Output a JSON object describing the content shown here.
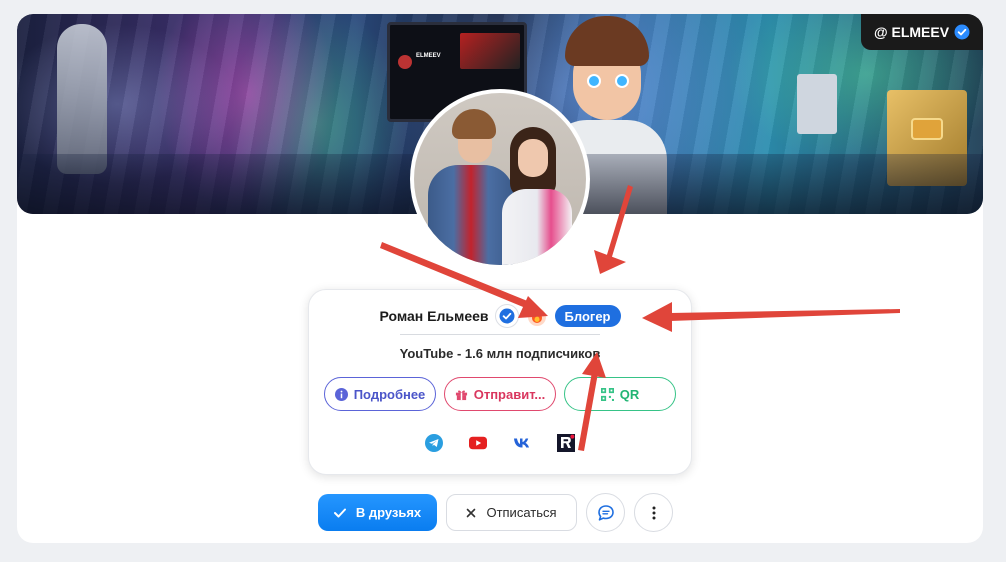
{
  "handle": {
    "text": "@ ELMEEV"
  },
  "banner": {
    "channel_name": "ELMEEV"
  },
  "profile": {
    "name": "Роман Ельмеев",
    "role_badge": "Блогер",
    "subline": "YouTube - 1.6 млн подписчиков"
  },
  "card_buttons": {
    "more_label": "Подробнее",
    "send_label": "Отправит...",
    "qr_label": "QR"
  },
  "socials": [
    "telegram-icon",
    "youtube-icon",
    "vk-icon",
    "rutube-icon"
  ],
  "actions": {
    "friends_label": "В друзьях",
    "unsubscribe_label": "Отписаться"
  },
  "colors": {
    "accent_blue": "#1f6fe0",
    "more_blue": "#4b55c9",
    "send_pink": "#d9365e",
    "qr_green": "#22b574",
    "arrow_red": "#e0453a"
  }
}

• • •

:: THE REQUEST ::
Give every record back exactly as it reads, with no images.

:: WRITTEN SOLUTION ::
Output a JSON object describing the content shown here.
{
  "handle": {
    "text": "@ ELMEEV"
  },
  "banner": {
    "channel_name": "ELMEEV"
  },
  "profile": {
    "name": "Роман Ельмеев",
    "role_badge": "Блогер",
    "subline": "YouTube - 1.6 млн подписчиков"
  },
  "card_buttons": {
    "more_label": "Подробнее",
    "send_label": "Отправит...",
    "qr_label": "QR"
  },
  "socials": [
    "telegram-icon",
    "youtube-icon",
    "vk-icon",
    "rutube-icon"
  ],
  "actions": {
    "friends_label": "В друзьях",
    "unsubscribe_label": "Отписаться"
  },
  "colors": {
    "accent_blue": "#1f6fe0",
    "more_blue": "#4b55c9",
    "send_pink": "#d9365e",
    "qr_green": "#22b574",
    "arrow_red": "#e0453a"
  }
}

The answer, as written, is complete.